==== Trecho da página ====
Com também 11 anos, Soffia aprendeu a cantar na oficina de Vivian e já finaliza o primeiro disco. O clipe de estreia, gravado no Rio de Janeiro, deve sair ainda este mês. Em encontro com a reportagem, ela chegou atrasada –a mãe Kamilah Pimentel entrega o motivo: “Ela não gostou muito de uma batida do disco. Pediu para trocar.”

Esse é o verdadeiro sentido da filosofia de vida da cultura hip hop. Se crianças estão desenvolvendo esse estilo com mensagens positivas, quer dizer que nem tudo está perdido, e que fizemos bem o nosso trabalho. Sinto-me orgulhoso 

Nas letras, a moradora da Cohab Raposo Tavares, zona oeste de São Paulo, propaga a beleza negra e os ideais feministas. “Somos mulheres, sempre, com certeza / Somos lindas, fortes, fortaleza / Meu nome é Soffia, como vai, tudo bem? / Eu espero que sim, porque tudo vai, tudo vem / Dizem que minha rima é da hora, então liga no papo que eu vou te falar, o que ensina uma MC vai além do ABC, vai até o Z de Zumbi”, canta.

Soffia exibe cabelo black power, mas nem sempre foi assim. Ela se lembra de quando tinha cinco anos e uma colega de classe comentou sobre seu “cabelo duro”. Voltou para casa chorando. “Eu alisava meu cabelo e falava que queria ser branca”, relembra. Com incentivo da mãe, a garota começou a frequentar eventos de hip-hop e a conhecer mais do movimento negro. “Canto hoje para as meninas aceitarem seu cabelo, sua cor. Não quero mais que ninguém passe por isso.”
====
■ O que fazer ■
Como segue a reportagem sobre a jovem rapper Soffia? Escreva a parte seguinte, começando logo após a última frase do trecho.
==== Dados exibidos ====
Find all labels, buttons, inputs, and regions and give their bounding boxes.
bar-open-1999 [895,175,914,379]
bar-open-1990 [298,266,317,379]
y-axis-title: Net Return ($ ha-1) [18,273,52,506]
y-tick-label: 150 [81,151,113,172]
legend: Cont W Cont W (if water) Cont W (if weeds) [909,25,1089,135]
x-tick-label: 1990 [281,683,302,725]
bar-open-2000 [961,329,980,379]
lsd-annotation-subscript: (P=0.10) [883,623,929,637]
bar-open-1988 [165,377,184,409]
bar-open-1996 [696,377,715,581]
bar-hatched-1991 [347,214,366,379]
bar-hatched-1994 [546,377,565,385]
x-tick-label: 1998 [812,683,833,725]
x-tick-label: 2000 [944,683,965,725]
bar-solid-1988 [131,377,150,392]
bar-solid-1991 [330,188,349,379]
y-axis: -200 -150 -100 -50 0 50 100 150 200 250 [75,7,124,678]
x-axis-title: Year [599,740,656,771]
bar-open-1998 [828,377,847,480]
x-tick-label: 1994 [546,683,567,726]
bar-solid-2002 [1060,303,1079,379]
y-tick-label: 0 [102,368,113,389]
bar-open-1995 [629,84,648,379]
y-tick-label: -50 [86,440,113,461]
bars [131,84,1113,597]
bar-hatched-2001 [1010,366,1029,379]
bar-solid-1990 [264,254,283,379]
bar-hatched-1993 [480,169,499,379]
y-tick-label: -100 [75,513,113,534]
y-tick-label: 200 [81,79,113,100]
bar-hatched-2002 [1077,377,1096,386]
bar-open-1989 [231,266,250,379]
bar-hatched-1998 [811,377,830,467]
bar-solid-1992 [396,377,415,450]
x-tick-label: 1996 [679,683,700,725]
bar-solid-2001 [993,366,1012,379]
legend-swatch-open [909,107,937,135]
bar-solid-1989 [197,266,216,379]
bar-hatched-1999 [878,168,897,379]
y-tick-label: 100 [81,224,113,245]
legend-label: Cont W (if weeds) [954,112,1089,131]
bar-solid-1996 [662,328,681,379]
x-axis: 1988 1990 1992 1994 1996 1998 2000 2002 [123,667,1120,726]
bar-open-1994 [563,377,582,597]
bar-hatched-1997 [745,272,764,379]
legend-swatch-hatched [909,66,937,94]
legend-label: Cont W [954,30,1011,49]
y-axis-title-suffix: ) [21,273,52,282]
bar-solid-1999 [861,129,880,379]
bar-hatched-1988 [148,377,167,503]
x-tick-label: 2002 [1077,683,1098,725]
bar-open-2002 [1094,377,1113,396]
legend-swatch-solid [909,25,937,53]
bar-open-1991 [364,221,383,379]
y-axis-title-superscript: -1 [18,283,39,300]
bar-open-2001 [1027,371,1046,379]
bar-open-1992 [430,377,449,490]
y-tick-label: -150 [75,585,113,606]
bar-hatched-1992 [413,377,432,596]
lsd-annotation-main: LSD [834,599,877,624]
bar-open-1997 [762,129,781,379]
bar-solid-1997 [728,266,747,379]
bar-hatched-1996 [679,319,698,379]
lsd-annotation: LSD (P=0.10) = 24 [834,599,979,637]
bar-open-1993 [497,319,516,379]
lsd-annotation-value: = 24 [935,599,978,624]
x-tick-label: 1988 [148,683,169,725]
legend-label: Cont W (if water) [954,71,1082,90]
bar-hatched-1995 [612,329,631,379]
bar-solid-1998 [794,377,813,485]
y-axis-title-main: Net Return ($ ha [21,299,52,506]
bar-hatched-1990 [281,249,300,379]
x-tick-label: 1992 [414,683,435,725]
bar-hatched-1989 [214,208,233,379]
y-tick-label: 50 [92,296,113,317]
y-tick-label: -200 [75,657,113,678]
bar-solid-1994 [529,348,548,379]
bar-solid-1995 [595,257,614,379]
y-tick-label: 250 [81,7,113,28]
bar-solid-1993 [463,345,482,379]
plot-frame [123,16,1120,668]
====
■ Exercício resolvido ■
Quando fala do futuro, se empolga: “Quando eu crescer, quero fazer medicina. Quero fazer um show com a Beyoncé, Nicki Minaj e Rihanna. Quero ter um programa na TV, vou chamar só gente negra, porque negro só faz papel de empregada.” De repente, se perde: “Qual foi sua pergunta mesmo?”.

Rap em família
Em Osasco, na região metropolitana de São Paulo,  Damyen, 11, também guarda certa timidez. Fala pouco, mas se solta no palco, onde canta e dança break. Gravando seu primeiro EP, o garoto cresceu vendo o pai rapper ensaiando. “Com quatro anos peguei o caderno de letras dele e pedi para cantar junto”.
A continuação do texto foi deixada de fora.